**What the task requires**
Each line should be copied exactly.

• • • • •

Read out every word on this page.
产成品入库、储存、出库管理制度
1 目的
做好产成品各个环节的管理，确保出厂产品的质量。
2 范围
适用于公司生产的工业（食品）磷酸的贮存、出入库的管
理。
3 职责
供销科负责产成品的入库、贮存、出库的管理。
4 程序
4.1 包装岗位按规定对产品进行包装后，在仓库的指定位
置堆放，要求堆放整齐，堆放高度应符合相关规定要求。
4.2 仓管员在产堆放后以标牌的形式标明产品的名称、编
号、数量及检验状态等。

• • • • •

**The result**
Read out every word on this page.
产成品入库、储存、出库管理制度
1 目的
做好产成品各个环节的管理，确保出厂产品的质量。
2 范围
适用于公司生产的工业（食品）磷酸的贮存、出入库的管
理。
3 职责
供销科负责产成品的入库、贮存、出库的管理。
4 程序
4.1 包装岗位按规定对产品进行包装后，在仓库的指定位
置堆放，要求堆放整齐，堆放高度应符合相关规定要求。
4.2 仓管员在产堆放后以标牌的形式标明产品的名称、编
号、数量及检验状态等。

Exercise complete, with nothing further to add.